Items from a figure collection
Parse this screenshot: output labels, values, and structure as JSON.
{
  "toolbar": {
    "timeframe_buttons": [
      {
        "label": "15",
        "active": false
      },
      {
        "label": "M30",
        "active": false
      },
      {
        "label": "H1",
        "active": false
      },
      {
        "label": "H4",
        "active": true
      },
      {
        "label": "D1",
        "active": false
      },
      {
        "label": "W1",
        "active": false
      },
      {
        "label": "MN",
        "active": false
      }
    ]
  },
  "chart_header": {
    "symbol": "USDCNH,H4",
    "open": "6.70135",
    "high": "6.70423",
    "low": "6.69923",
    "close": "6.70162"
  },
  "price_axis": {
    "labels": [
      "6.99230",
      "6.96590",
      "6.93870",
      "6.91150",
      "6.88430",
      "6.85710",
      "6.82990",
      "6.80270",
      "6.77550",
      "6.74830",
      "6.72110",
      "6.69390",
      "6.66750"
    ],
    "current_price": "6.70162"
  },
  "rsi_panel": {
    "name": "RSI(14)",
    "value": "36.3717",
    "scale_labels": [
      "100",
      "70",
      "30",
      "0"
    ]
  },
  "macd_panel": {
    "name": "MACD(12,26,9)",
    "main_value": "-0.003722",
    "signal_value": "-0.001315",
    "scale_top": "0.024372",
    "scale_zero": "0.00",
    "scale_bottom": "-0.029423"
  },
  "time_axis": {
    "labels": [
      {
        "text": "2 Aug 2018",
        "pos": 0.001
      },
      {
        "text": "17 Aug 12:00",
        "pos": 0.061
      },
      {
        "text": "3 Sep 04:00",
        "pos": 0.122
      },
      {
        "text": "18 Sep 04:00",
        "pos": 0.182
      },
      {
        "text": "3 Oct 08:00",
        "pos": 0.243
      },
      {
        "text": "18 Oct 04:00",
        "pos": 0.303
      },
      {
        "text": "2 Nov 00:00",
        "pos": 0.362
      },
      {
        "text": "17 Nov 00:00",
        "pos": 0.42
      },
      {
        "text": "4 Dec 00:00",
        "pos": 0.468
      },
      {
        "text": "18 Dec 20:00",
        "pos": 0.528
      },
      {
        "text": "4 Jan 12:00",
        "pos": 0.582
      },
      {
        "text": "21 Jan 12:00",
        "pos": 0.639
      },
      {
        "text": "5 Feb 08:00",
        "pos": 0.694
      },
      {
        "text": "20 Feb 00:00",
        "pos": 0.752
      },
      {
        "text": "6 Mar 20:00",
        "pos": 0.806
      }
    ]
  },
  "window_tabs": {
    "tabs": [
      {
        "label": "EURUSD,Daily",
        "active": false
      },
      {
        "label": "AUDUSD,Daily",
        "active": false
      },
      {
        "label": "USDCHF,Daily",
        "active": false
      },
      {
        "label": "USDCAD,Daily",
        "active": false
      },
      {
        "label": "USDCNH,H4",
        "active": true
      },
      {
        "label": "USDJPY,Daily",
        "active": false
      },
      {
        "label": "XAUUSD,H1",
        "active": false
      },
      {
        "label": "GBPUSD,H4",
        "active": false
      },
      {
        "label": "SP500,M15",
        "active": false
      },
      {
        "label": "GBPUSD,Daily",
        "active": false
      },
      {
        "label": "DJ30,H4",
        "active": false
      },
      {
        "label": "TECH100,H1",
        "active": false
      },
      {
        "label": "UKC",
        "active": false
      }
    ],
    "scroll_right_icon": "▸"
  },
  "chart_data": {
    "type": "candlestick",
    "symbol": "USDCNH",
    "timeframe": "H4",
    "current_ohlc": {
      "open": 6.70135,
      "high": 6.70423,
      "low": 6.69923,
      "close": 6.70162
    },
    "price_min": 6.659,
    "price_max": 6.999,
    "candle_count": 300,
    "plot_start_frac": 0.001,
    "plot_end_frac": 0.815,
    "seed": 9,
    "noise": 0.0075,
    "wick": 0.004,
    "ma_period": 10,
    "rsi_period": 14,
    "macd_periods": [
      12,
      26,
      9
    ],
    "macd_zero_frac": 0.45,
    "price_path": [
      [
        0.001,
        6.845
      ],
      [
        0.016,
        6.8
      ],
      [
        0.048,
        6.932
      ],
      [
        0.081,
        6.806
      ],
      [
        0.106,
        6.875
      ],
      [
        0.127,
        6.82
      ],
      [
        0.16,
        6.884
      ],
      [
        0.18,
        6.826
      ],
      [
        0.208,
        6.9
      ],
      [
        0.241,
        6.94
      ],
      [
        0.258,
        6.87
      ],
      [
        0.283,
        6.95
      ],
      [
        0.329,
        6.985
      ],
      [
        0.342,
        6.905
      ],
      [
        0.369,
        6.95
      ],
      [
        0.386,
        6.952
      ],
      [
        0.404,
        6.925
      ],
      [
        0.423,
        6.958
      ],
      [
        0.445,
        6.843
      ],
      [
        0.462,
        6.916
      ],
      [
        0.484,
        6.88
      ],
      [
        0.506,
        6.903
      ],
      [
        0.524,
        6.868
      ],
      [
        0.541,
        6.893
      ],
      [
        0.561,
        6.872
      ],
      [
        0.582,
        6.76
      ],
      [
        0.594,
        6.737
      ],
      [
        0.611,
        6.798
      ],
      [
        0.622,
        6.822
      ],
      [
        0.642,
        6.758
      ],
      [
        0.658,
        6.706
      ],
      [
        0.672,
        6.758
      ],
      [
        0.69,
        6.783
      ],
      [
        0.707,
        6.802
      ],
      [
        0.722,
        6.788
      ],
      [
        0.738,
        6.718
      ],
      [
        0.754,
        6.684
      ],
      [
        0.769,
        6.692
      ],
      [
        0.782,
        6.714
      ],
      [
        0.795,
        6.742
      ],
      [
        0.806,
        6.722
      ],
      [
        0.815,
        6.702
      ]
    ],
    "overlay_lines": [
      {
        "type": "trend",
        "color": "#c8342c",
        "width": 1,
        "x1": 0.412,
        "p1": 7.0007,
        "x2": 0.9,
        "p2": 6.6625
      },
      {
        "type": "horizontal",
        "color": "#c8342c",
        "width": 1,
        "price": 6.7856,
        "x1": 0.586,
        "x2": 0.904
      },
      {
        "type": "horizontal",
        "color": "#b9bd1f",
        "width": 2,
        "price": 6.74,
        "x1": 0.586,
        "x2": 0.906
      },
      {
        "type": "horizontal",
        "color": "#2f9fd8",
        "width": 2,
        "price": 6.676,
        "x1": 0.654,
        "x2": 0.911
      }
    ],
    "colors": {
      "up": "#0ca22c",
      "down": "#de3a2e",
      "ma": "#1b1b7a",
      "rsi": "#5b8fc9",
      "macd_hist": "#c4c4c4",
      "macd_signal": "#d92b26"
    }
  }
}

Task brief: Write out all the entries exactly.

Expected answer:
Parse this screenshot: output labels, values, and structure as JSON.
{
  "toolbar": {
    "timeframe_buttons": [
      {
        "label": "15",
        "active": false
      },
      {
        "label": "M30",
        "active": false
      },
      {
        "label": "H1",
        "active": false
      },
      {
        "label": "H4",
        "active": true
      },
      {
        "label": "D1",
        "active": false
      },
      {
        "label": "W1",
        "active": false
      },
      {
        "label": "MN",
        "active": false
      }
    ]
  },
  "chart_header": {
    "symbol": "USDCNH,H4",
    "open": "6.70135",
    "high": "6.70423",
    "low": "6.69923",
    "close": "6.70162"
  },
  "price_axis": {
    "labels": [
      "6.99230",
      "6.96590",
      "6.93870",
      "6.91150",
      "6.88430",
      "6.85710",
      "6.82990",
      "6.80270",
      "6.77550",
      "6.74830",
      "6.72110",
      "6.69390",
      "6.66750"
    ],
    "current_price": "6.70162"
  },
  "rsi_panel": {
    "name": "RSI(14)",
    "value": "36.3717",
    "scale_labels": [
      "100",
      "70",
      "30",
      "0"
    ]
  },
  "macd_panel": {
    "name": "MACD(12,26,9)",
    "main_value": "-0.003722",
    "signal_value": "-0.001315",
    "scale_top": "0.024372",
    "scale_zero": "0.00",
    "scale_bottom": "-0.029423"
  },
  "time_axis": {
    "labels": [
      {
        "text": "2 Aug 2018",
        "pos": 0.001
      },
      {
        "text": "17 Aug 12:00",
        "pos": 0.061
      },
      {
        "text": "3 Sep 04:00",
        "pos": 0.122
      },
      {
        "text": "18 Sep 04:00",
        "pos": 0.182
      },
      {
        "text": "3 Oct 08:00",
        "pos": 0.243
      },
      {
        "text": "18 Oct 04:00",
        "pos": 0.303
      },
      {
        "text": "2 Nov 00:00",
        "pos": 0.362
      },
      {
        "text": "17 Nov 00:00",
        "pos": 0.42
      },
      {
        "text": "4 Dec 00:00",
        "pos": 0.468
      },
      {
        "text": "18 Dec 20:00",
        "pos": 0.528
      },
      {
        "text": "4 Jan 12:00",
        "pos": 0.582
      },
      {
        "text": "21 Jan 12:00",
        "pos": 0.639
      },
      {
        "text": "5 Feb 08:00",
        "pos": 0.694
      },
      {
        "text": "20 Feb 00:00",
        "pos": 0.752
      },
      {
        "text": "6 Mar 20:00",
        "pos": 0.806
      }
    ]
  },
  "window_tabs": {
    "tabs": [
      {
        "label": "EURUSD,Daily",
        "active": false
      },
      {
        "label": "AUDUSD,Daily",
        "active": false
      },
      {
        "label": "USDCHF,Daily",
        "active": false
      },
      {
        "label": "USDCAD,Daily",
        "active": false
      },
      {
        "label": "USDCNH,H4",
        "active": true
      },
      {
        "label": "USDJPY,Daily",
        "active": false
      },
      {
        "label": "XAUUSD,H1",
        "active": false
      },
      {
        "label": "GBPUSD,H4",
        "active": false
      },
      {
        "label": "SP500,M15",
        "active": false
      },
      {
        "label": "GBPUSD,Daily",
        "active": false
      },
      {
        "label": "DJ30,H4",
        "active": false
      },
      {
        "label": "TECH100,H1",
        "active": false
      },
      {
        "label": "UKC",
        "active": false
      }
    ],
    "scroll_right_icon": "▸"
  },
  "chart_data": {
    "type": "candlestick",
    "symbol": "USDCNH",
    "timeframe": "H4",
    "current_ohlc": {
      "open": 6.70135,
      "high": 6.70423,
      "low": 6.69923,
      "close": 6.70162
    },
    "price_min": 6.659,
    "price_max": 6.999,
    "candle_count": 300,
    "plot_start_frac": 0.001,
    "plot_end_frac": 0.815,
    "seed": 9,
    "noise": 0.0075,
    "wick": 0.004,
    "ma_period": 10,
    "rsi_period": 14,
    "macd_periods": [
      12,
      26,
      9
    ],
    "macd_zero_frac": 0.45,
    "price_path": [
      [
        0.001,
        6.845
      ],
      [
        0.016,
        6.8
      ],
      [
        0.048,
        6.932
      ],
      [
        0.081,
        6.806
      ],
      [
        0.106,
        6.875
      ],
      [
        0.127,
        6.82
      ],
      [
        0.16,
        6.884
      ],
      [
        0.18,
        6.826
      ],
      [
        0.208,
        6.9
      ],
      [
        0.241,
        6.94
      ],
      [
        0.258,
        6.87
      ],
      [
        0.283,
        6.95
      ],
      [
        0.329,
        6.985
      ],
      [
        0.342,
        6.905
      ],
      [
        0.369,
        6.95
      ],
      [
        0.386,
        6.952
      ],
      [
        0.404,
        6.925
      ],
      [
        0.423,
        6.958
      ],
      [
        0.445,
        6.843
      ],
      [
        0.462,
        6.916
      ],
      [
        0.484,
        6.88
      ],
      [
        0.506,
        6.903
      ],
      [
        0.524,
        6.868
      ],
      [
        0.541,
        6.893
      ],
      [
        0.561,
        6.872
      ],
      [
        0.582,
        6.76
      ],
      [
        0.594,
        6.737
      ],
      [
        0.611,
        6.798
      ],
      [
        0.622,
        6.822
      ],
      [
        0.642,
        6.758
      ],
      [
        0.658,
        6.706
      ],
      [
        0.672,
        6.758
      ],
      [
        0.69,
        6.783
      ],
      [
        0.707,
        6.802
      ],
      [
        0.722,
        6.788
      ],
      [
        0.738,
        6.718
      ],
      [
        0.754,
        6.684
      ],
      [
        0.769,
        6.692
      ],
      [
        0.782,
        6.714
      ],
      [
        0.795,
        6.742
      ],
      [
        0.806,
        6.722
      ],
      [
        0.815,
        6.702
      ]
    ],
    "overlay_lines": [
      {
        "type": "trend",
        "color": "#c8342c",
        "width": 1,
        "x1": 0.412,
        "p1": 7.0007,
        "x2": 0.9,
        "p2": 6.6625
      },
      {
        "type": "horizontal",
        "color": "#c8342c",
        "width": 1,
        "price": 6.7856,
        "x1": 0.586,
        "x2": 0.904
      },
      {
        "type": "horizontal",
        "color": "#b9bd1f",
        "width": 2,
        "price": 6.74,
        "x1": 0.586,
        "x2": 0.906
      },
      {
        "type": "horizontal",
        "color": "#2f9fd8",
        "width": 2,
        "price": 6.676,
        "x1": 0.654,
        "x2": 0.911
      }
    ],
    "colors": {
      "up": "#0ca22c",
      "down": "#de3a2e",
      "ma": "#1b1b7a",
      "rsi": "#5b8fc9",
      "macd_hist": "#c4c4c4",
      "macd_signal": "#d92b26"
    }
  }
}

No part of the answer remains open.